*EXERCISE GOAL:*
Please repeat every line of the records below verbatim, leaving out the pictures.

(Listings of elements and their boxes)
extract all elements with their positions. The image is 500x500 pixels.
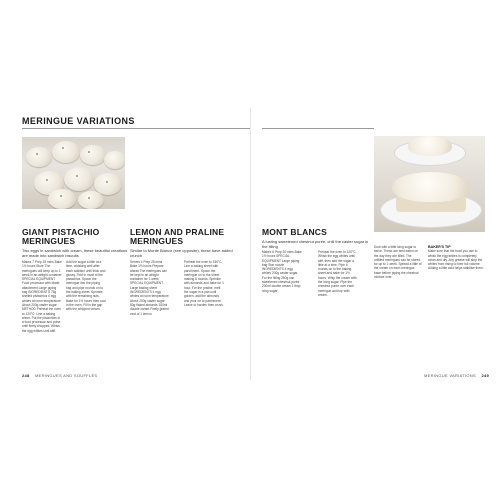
footer-left-text: MERINGUES AND SOUFFLÉS [35,373,98,378]
recipe-title-mont-blancs: MONT BLANCS [262,227,327,237]
pistachio [46,179,48,181]
text-column: Dust with a little icing sugar to serve. These are best eaten on the day they are filled. The unfilled meringues can be stored for up to 1 week. Spread a little of the cream on each meringue base before piping the chestnut mixture over. [374,245,422,280]
page-gutter [250,108,251,380]
text-column: Preheat the oven to 150°C. Line a baking sheet with parchment. Spoon the meringue on to the sheet making 8 rounds. Sprinkle with almonds and bake for 1 hour. For the praline, melt the sugar in a pan until golden, add the almonds and pour on to parchment. Leave to harden then crush. [184,260,224,307]
page-number-right: 249 [481,373,490,378]
text-column: Serves 4 Prep 25 mins Bake 1½ hours Prepare ahead The meringues can be kept in an airtight container for 1 week SPECIAL EQUIPMENT Large baking sheet INGREDIENTS 4 egg whites at room temperature About 200g caster sugar 50g flaked almonds 150ml double cream Finely grated zest of 1 lemon [130,260,169,316]
pistachio [106,181,108,183]
recipe-intro-lemon-praline: Similar to Monte Blanco (see opposite), these have added crunch [130,248,233,258]
recipe-title-lemon-praline: LEMON AND PRALINE MERINGUES [130,227,225,246]
text-column: Makes 6 Prep 30 mins Bake 1½ hours SPECIAL EQUIPMENT Large piping bag Star nozzle INGREDIENTS 4 egg whites 200g caster sugar For the filling 250g can sweetened chestnut purée 200ml double cream 1 tbsp icing sugar [262,250,302,293]
meringue [104,151,125,169]
footer-right-text: MERINGUE VARIATIONS [424,373,477,378]
bakers-tip-body: Make sure that the bowl you use to whisk the egg whites is completely clean and dry. Any grease will stop the whites from rising to their full volume. Adding a little acid helps stabilise them. [428,249,484,271]
title-rule-right [262,128,374,129]
text-column: Preheat the oven to 120°C. Whisk the egg whites until stiff, then add the sugar a little at a time. Pipe 6 rounds on to the baking sheet and bake for 1½ hours. Whip the cream with the icing sugar. Pipe the chestnut purée over each meringue and top with cream. [318,250,357,297]
section-title: MERINGUE VARIATIONS [22,116,135,126]
meringue [64,167,94,191]
text-column: Add the sugar a little at a time, whisking well after each addition until thick and glossy. Fold in most of the pistachios. Spoon the meringue into the piping bag and pipe rounds on to the baking sheet. Sprinkle with the remaining nuts. Bake for 1½ hours then cool in the oven. Fill in the gap with the whipped cream. [66,260,106,312]
meringue [26,147,52,167]
pistachio [88,151,90,153]
recipe-intro-mont-blancs: A lusting sweetened chestnut purée, chill the caster sugar in the filling [262,239,369,249]
text-column: Makes 7 Prep 25 mins Bake 1½ hours Store The meringues will keep up to 1 week in an airtight container SPECIAL EQUIPMENT Food processor with blade attachment Large piping bag INGREDIENTS 75g shelled pistachios 4 egg whites at room temperature About 200g caster sugar METHOD Preheat the oven to 120°C. Line a baking sheet. Put the pistachios in a food processor and pulse until finely chopped. Whisk the egg whites until stiff. [22,260,62,333]
recipe-intro-pistachio: Two eggs in sandwich with cream, these beautiful creations are made into sandwich biscuits [22,248,128,258]
meringue [48,189,76,209]
pistachio [88,197,90,199]
pistachio [36,153,38,155]
meringue [80,145,106,165]
title-rule [22,128,250,129]
mont-blancs-photo [374,136,485,232]
pistachio [76,175,78,177]
page-number-left: 248 [22,373,30,378]
meringue [52,141,80,163]
cream-topping [392,172,470,202]
recipe-title-pistachio: GIANT PISTACHIO MERINGUES [22,227,100,246]
bakers-tip [428,245,484,271]
meringue [78,191,104,209]
footer-left [22,373,97,378]
pistachio-meringues-photo [22,137,125,209]
footer-right [424,373,489,378]
bakers-tip-heading: BAKER'S TIP [428,245,451,249]
pistachio [62,147,64,149]
pistachio [60,195,62,197]
cream-topping [408,136,452,156]
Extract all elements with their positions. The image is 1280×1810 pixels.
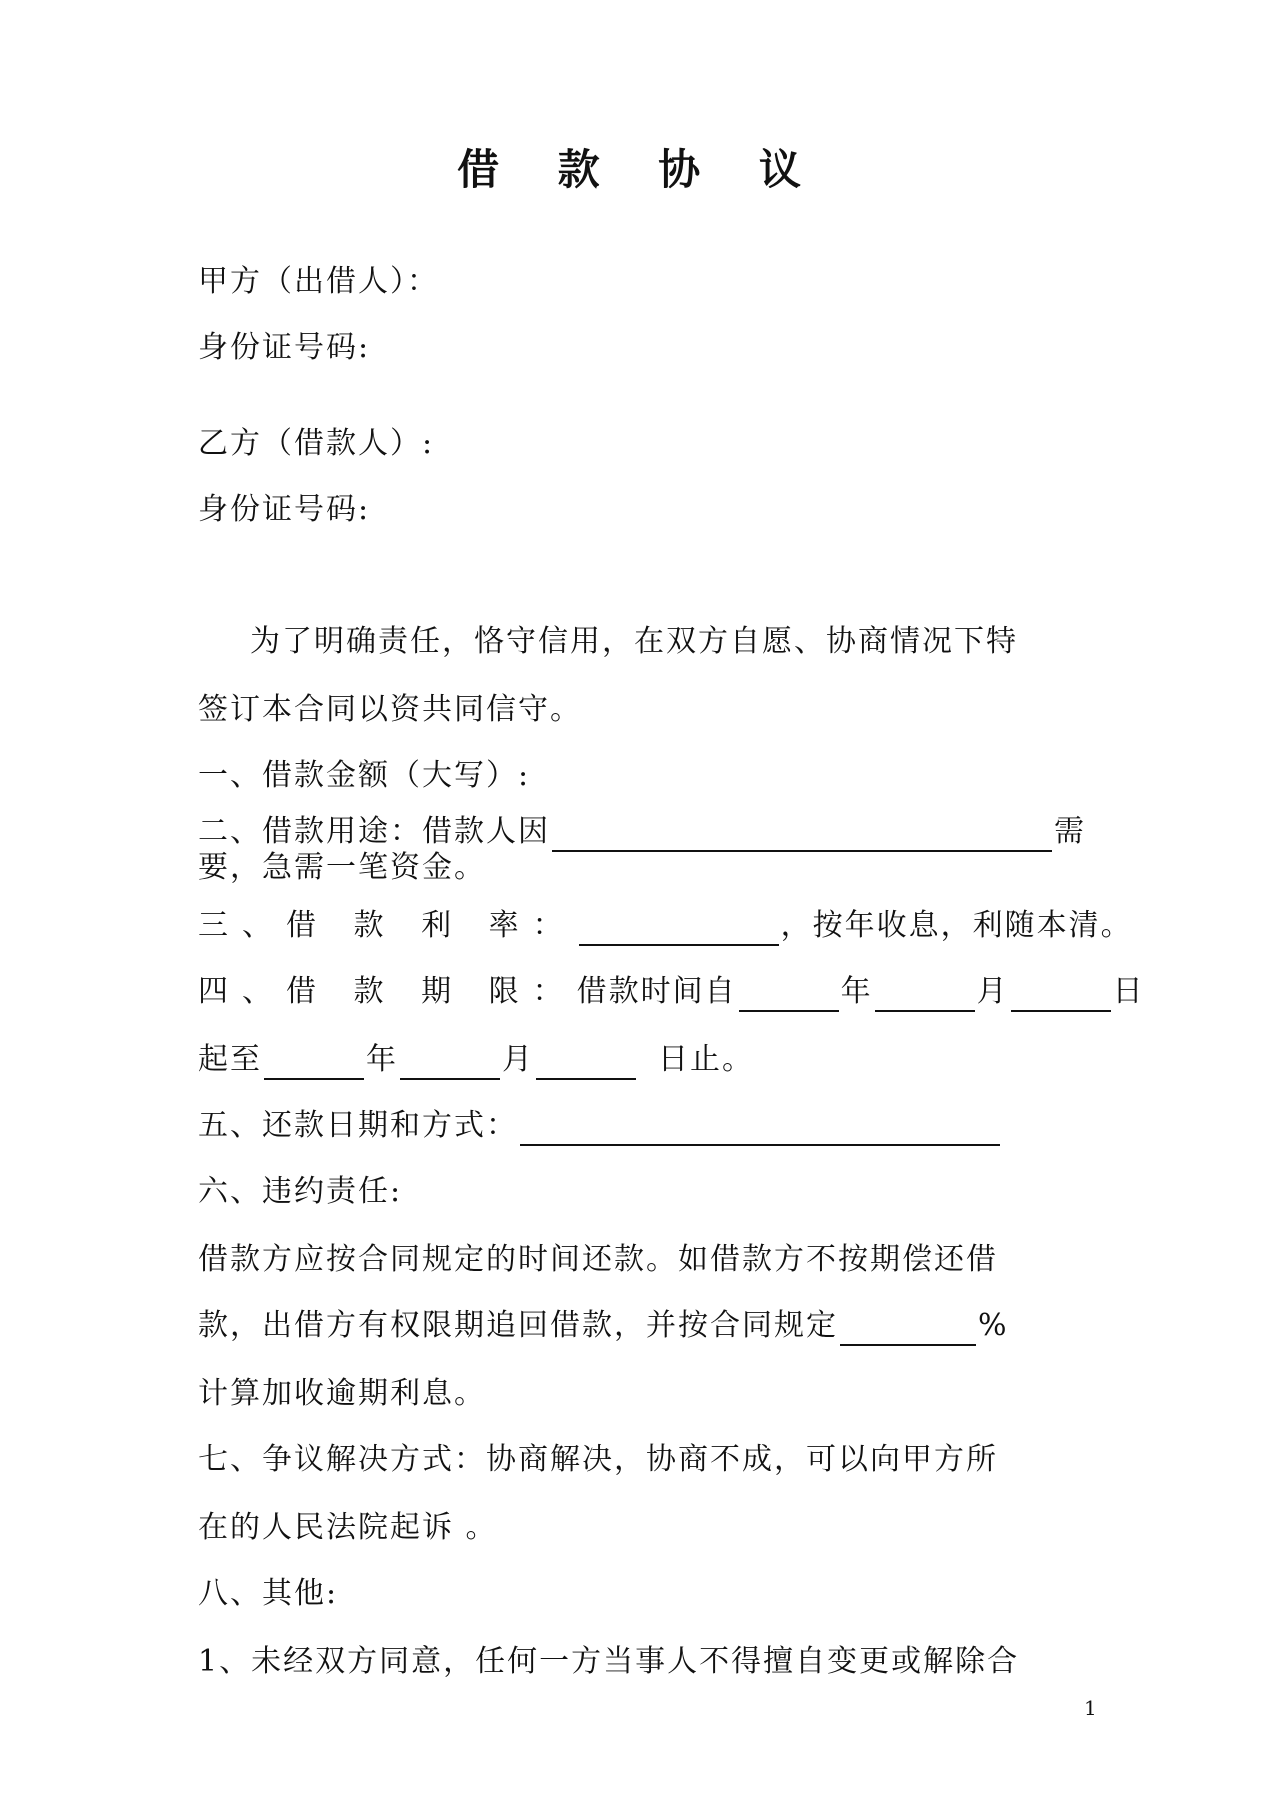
clause-4-term <box>198 972 1145 1012</box>
intro-line-2: 签订本合同以资共同信守。 <box>198 692 582 727</box>
penalty-rate-blank[interactable] <box>840 1312 976 1346</box>
interest-rate-blank[interactable] <box>579 912 779 946</box>
clause-6-line-2 <box>198 1306 1009 1346</box>
clause-8-item-1: 1、未经双方同意，任何一方当事人不得擅自变更或解除合 <box>198 1644 1020 1679</box>
clause-8-other: 八、其他: <box>198 1576 339 1611</box>
party-a-id-line: 身份证号码: <box>198 330 371 365</box>
start-month-blank[interactable] <box>875 978 975 1012</box>
repayment-blank[interactable] <box>520 1112 1000 1146</box>
start-month-label: 月 <box>976 974 1009 1009</box>
party-b-line: 乙方（借款人）: <box>198 426 435 461</box>
clause-2-head: 二、借款用途：借款人因 <box>198 814 550 849</box>
end-year-label: 年 <box>366 1042 398 1077</box>
clause-3-interest <box>198 906 1133 946</box>
clause-6-line-3: 计算加收逾期利息。 <box>198 1376 486 1411</box>
clause-4-cont-start: 起至 <box>198 1042 262 1077</box>
clause-6-line-2-head: 款，出借方有权限期追回借款，并按合同规定 <box>198 1308 838 1343</box>
clause-5-label: 五、还款日期和方式： <box>198 1108 518 1143</box>
clause-2-purpose <box>198 812 1086 852</box>
clause-7-line-1: 七、争议解决方式：协商解决，协商不成，可以向甲方所 <box>198 1442 998 1477</box>
clause-3-label: 三、借 款 利 率： <box>198 908 577 943</box>
party-a-line: 甲方（出借人）： <box>198 264 439 299</box>
clause-3-tail: ，按年收息，利随本清。 <box>780 908 1133 943</box>
clause-6-default: 六、违约责任: <box>198 1174 403 1209</box>
start-day-blank[interactable] <box>1011 978 1111 1012</box>
clause-6-line-1: 借款方应按合同规定的时间还款。如借款方不按期偿还借 <box>198 1242 998 1277</box>
clause-4-end: 日止。 <box>658 1042 754 1077</box>
end-year-blank[interactable] <box>264 1046 364 1080</box>
intro-line-1: 为了明确责任，恪守信用，在双方自愿、协商情况下特 <box>250 624 1018 659</box>
clause-2-tail: 需 <box>1054 814 1086 849</box>
purpose-blank[interactable] <box>552 818 1052 852</box>
document-title: 借 款 协 议 <box>457 145 823 194</box>
start-year-label: 年 <box>840 974 873 1009</box>
start-year-blank[interactable] <box>739 978 839 1012</box>
end-day-blank[interactable] <box>536 1046 636 1080</box>
clause-4-continuation <box>198 1040 754 1080</box>
end-month-label: 月 <box>502 1042 534 1077</box>
clause-2-continuation: 要，急需一笔资金。 <box>198 850 486 885</box>
percent-sign: % <box>978 1308 1009 1343</box>
clause-7-line-2: 在的人民法院起诉 。 <box>198 1510 498 1545</box>
clause-5-repayment <box>198 1106 1002 1146</box>
clause-4-text: 借款时间自 <box>576 974 737 1009</box>
clause-1-amount: 一、借款金额（大写）: <box>198 758 531 793</box>
clause-4-label: 四、借 款 期 限： <box>198 974 577 1009</box>
start-day-label: 日 <box>1112 974 1145 1009</box>
party-b-id-line: 身份证号码: <box>198 492 371 527</box>
page-number: 1 <box>1084 1696 1097 1720</box>
end-month-blank[interactable] <box>400 1046 500 1080</box>
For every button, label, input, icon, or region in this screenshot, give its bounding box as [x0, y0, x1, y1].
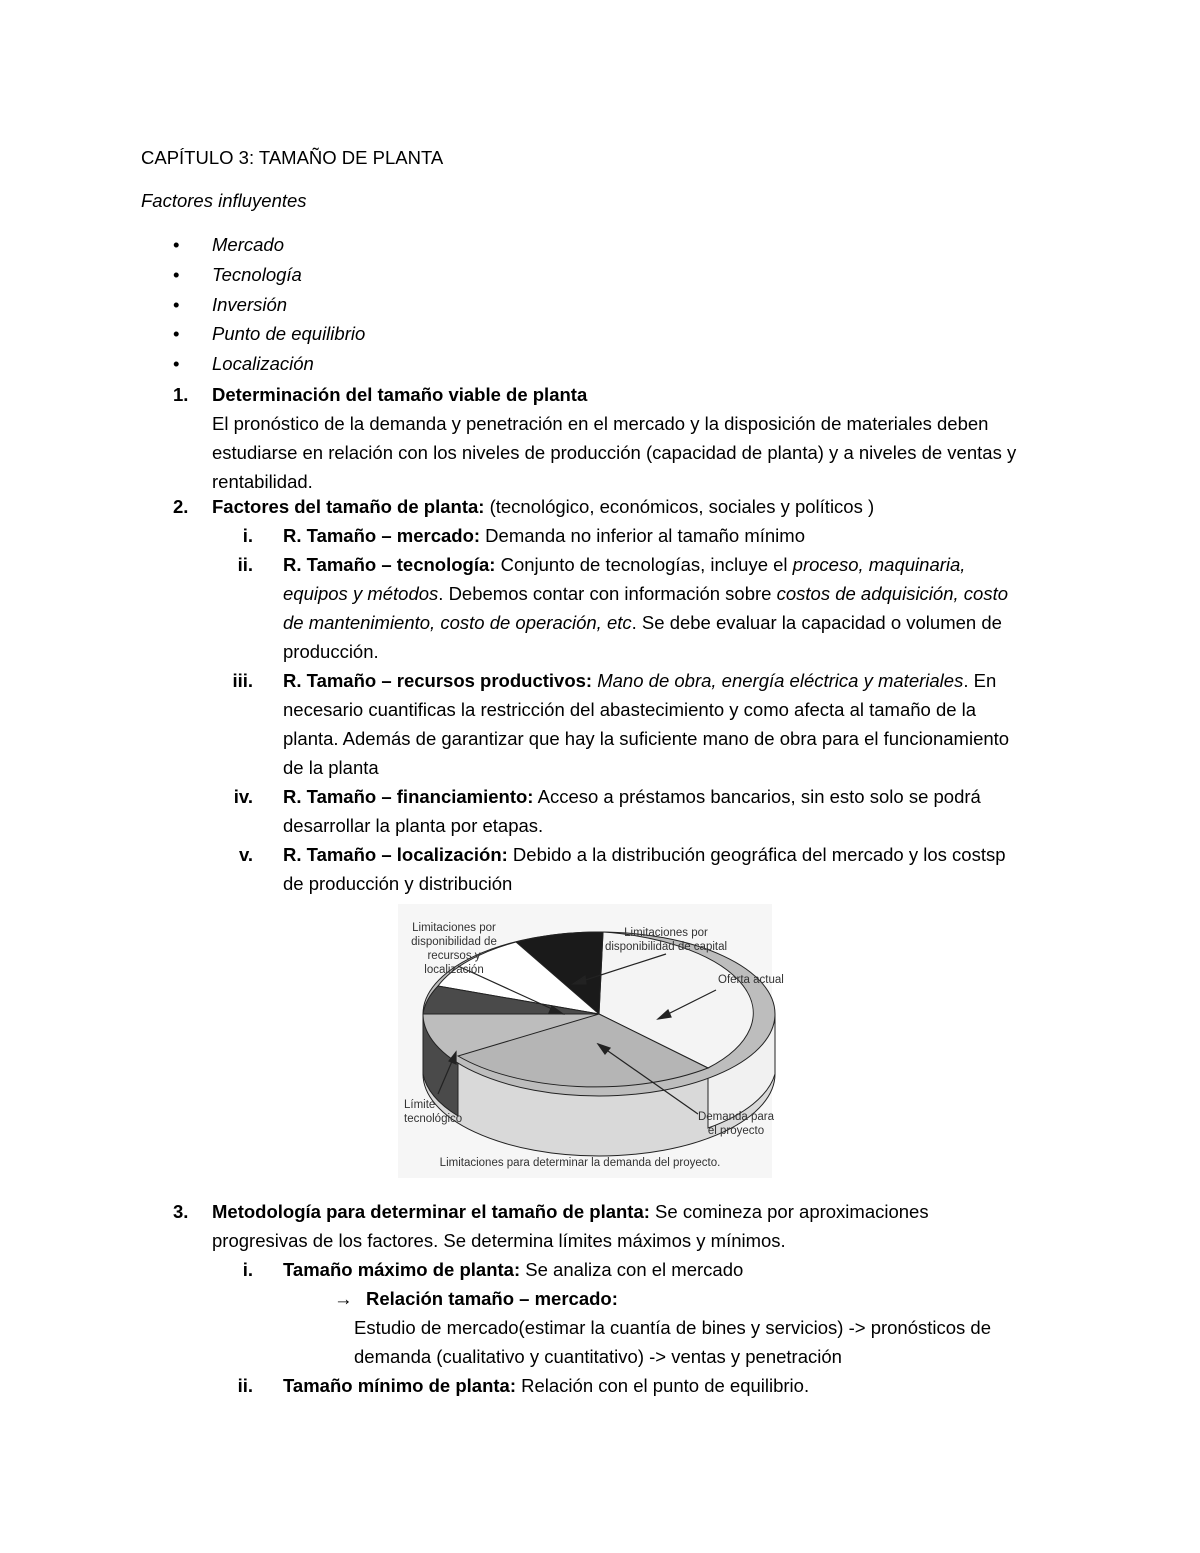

*SOLUTION FOR THIS EXERCISE:*
extract all elements with their positions. The image is 500x500 pixels.
footer-left-text: MERINGUES AND SOUFFLÉS [35,373,98,378]
recipe-title-mont-blancs: MONT BLANCS [262,227,327,237]
pistachio [46,179,48,181]
text-column: Dust with a little icing sugar to serve. These are best eaten on the day they are filled. The unfilled meringues can be stored for up to 1 week. Spread a little of the cream on each meringue base before piping the chestnut mixture over. [374,245,422,280]
page-gutter [250,108,251,380]
text-column: Preheat the oven to 150°C. Line a baking sheet with parchment. Spoon the meringue on to the sheet making 8 rounds. Sprinkle with almonds and bake for 1 hour. For the praline, melt the sugar in a pan until golden, add the almonds and pour on to parchment. Leave to harden then crush. [184,260,224,307]
page-number-right: 249 [481,373,490,378]
text-column: Serves 4 Prep 25 mins Bake 1½ hours Prepare ahead The meringues can be kept in an airtight container for 1 week SPECIAL EQUIPMENT Large baking sheet INGREDIENTS 4 egg whites at room temperature About 200g caster sugar 50g flaked almonds 150ml double cream Finely grated zest of 1 lemon [130,260,169,316]
pistachio [106,181,108,183]
recipe-intro-lemon-praline: Similar to Monte Blanco (see opposite), these have added crunch [130,248,233,258]
recipe-title-lemon-praline: LEMON AND PRALINE MERINGUES [130,227,225,246]
text-column: Makes 6 Prep 30 mins Bake 1½ hours SPECIAL EQUIPMENT Large piping bag Star nozzle INGREDIENTS 4 egg whites 200g caster sugar For the filling 250g can sweetened chestnut purée 200ml double cream 1 tbsp icing sugar [262,250,302,293]
meringue [104,151,125,169]
footer-right-text: MERINGUE VARIATIONS [424,373,477,378]
bakers-tip-body: Make sure that the bowl you use to whisk the egg whites is completely clean and dry. Any grease will stop the whites from rising to their full volume. Adding a little acid helps stabilise them. [428,249,484,271]
title-rule-right [262,128,374,129]
text-column: Preheat the oven to 120°C. Whisk the egg whites until stiff, then add the sugar a little at a time. Pipe 6 rounds on to the baking sheet and bake for 1½ hours. Whip the cream with the icing sugar. Pipe the chestnut purée over each meringue and top with cream. [318,250,357,297]
section-title: MERINGUE VARIATIONS [22,116,135,126]
meringue [64,167,94,191]
text-column: Add the sugar a little at a time, whisking well after each addition until thick and glossy. Fold in most of the pistachios. Spoon the meringue into the piping bag and pipe rounds on to the baking sheet. Sprinkle with the remaining nuts. Bake for 1½ hours then cool in the oven. Fill in the gap with the whipped cream. [66,260,106,312]
meringue [26,147,52,167]
pistachio [88,151,90,153]
recipe-intro-mont-blancs: A lusting sweetened chestnut purée, chill the caster sugar in the filling [262,239,369,249]
text-column: Makes 7 Prep 25 mins Bake 1½ hours Store The meringues will keep up to 1 week in an airtight container SPECIAL EQUIPMENT Food processor with blade attachment Large piping bag INGREDIENTS 75g shelled pistachios 4 egg whites at room temperature About 200g caster sugar METHOD Preheat the oven to 120°C. Line a baking sheet. Put the pistachios in a food processor and pulse until finely chopped. Whisk the egg whites until stiff. [22,260,62,333]
recipe-intro-pistachio: Two eggs in sandwich with cream, these beautiful creations are made into sandwich biscuits [22,248,128,258]
meringue [48,189,76,209]
pistachio [88,197,90,199]
pistachio [36,153,38,155]
meringue [80,145,106,165]
title-rule [22,128,250,129]
mont-blancs-photo [374,136,485,232]
pistachio [76,175,78,177]
page-number-left: 248 [22,373,30,378]
meringue [52,141,80,163]
cream-topping [392,172,470,202]
recipe-title-pistachio: GIANT PISTACHIO MERINGUES [22,227,100,246]
bakers-tip [428,245,484,271]
meringue [78,191,104,209]
footer-left [22,373,97,378]
pistachio-meringues-photo [22,137,125,209]
footer-right [424,373,489,378]
bakers-tip-heading: BAKER'S TIP [428,245,451,249]
pistachio [62,147,64,149]
pistachio [60,195,62,197]
cream-topping [408,136,452,156]
Extract all elements with their positions. The image is 1280×1810 pixels.
clause-4-term <box>198 972 1145 1012</box>
intro-line-2: 签订本合同以资共同信守。 <box>198 692 582 727</box>
penalty-rate-blank[interactable] <box>840 1312 976 1346</box>
interest-rate-blank[interactable] <box>579 912 779 946</box>
clause-6-line-2 <box>198 1306 1009 1346</box>
clause-8-item-1: 1、未经双方同意，任何一方当事人不得擅自变更或解除合 <box>198 1644 1020 1679</box>
clause-8-other: 八、其他: <box>198 1576 339 1611</box>
party-a-id-line: 身份证号码: <box>198 330 371 365</box>
start-month-blank[interactable] <box>875 978 975 1012</box>
repayment-blank[interactable] <box>520 1112 1000 1146</box>
start-month-label: 月 <box>976 974 1009 1009</box>
party-b-line: 乙方（借款人）: <box>198 426 435 461</box>
clause-2-head: 二、借款用途：借款人因 <box>198 814 550 849</box>
end-year-label: 年 <box>366 1042 398 1077</box>
clause-3-interest <box>198 906 1133 946</box>
clause-6-line-3: 计算加收逾期利息。 <box>198 1376 486 1411</box>
clause-4-cont-start: 起至 <box>198 1042 262 1077</box>
clause-6-line-2-head: 款，出借方有权限期追回借款，并按合同规定 <box>198 1308 838 1343</box>
clause-5-label: 五、还款日期和方式： <box>198 1108 518 1143</box>
clause-2-purpose <box>198 812 1086 852</box>
clause-7-line-1: 七、争议解决方式：协商解决，协商不成，可以向甲方所 <box>198 1442 998 1477</box>
clause-3-label: 三、借 款 利 率： <box>198 908 577 943</box>
party-a-line: 甲方（出借人）： <box>198 264 439 299</box>
clause-3-tail: ，按年收息，利随本清。 <box>780 908 1133 943</box>
clause-6-default: 六、违约责任: <box>198 1174 403 1209</box>
start-day-blank[interactable] <box>1011 978 1111 1012</box>
clause-6-line-1: 借款方应按合同规定的时间还款。如借款方不按期偿还借 <box>198 1242 998 1277</box>
clause-4-end: 日止。 <box>658 1042 754 1077</box>
end-year-blank[interactable] <box>264 1046 364 1080</box>
intro-line-1: 为了明确责任，恪守信用，在双方自愿、协商情况下特 <box>250 624 1018 659</box>
clause-2-tail: 需 <box>1054 814 1086 849</box>
purpose-blank[interactable] <box>552 818 1052 852</box>
document-title: 借 款 协 议 <box>457 145 823 194</box>
start-year-label: 年 <box>840 974 873 1009</box>
start-year-blank[interactable] <box>739 978 839 1012</box>
end-day-blank[interactable] <box>536 1046 636 1080</box>
clause-4-continuation <box>198 1040 754 1080</box>
end-month-label: 月 <box>502 1042 534 1077</box>
clause-2-continuation: 要，急需一笔资金。 <box>198 850 486 885</box>
percent-sign: % <box>978 1308 1009 1343</box>
clause-7-line-2: 在的人民法院起诉 。 <box>198 1510 498 1545</box>
clause-5-repayment <box>198 1106 1002 1146</box>
clause-4-text: 借款时间自 <box>576 974 737 1009</box>
clause-1-amount: 一、借款金额（大写）: <box>198 758 531 793</box>
clause-4-label: 四、借 款 期 限： <box>198 974 577 1009</box>
start-day-label: 日 <box>1112 974 1145 1009</box>
party-b-id-line: 身份证号码: <box>198 492 371 527</box>
page-number: 1 <box>1084 1696 1097 1720</box>
end-month-blank[interactable] <box>400 1046 500 1080</box>
For every button, label, input, icon, or region in this screenshot, give its bounding box as [x0, y0, x1, y1].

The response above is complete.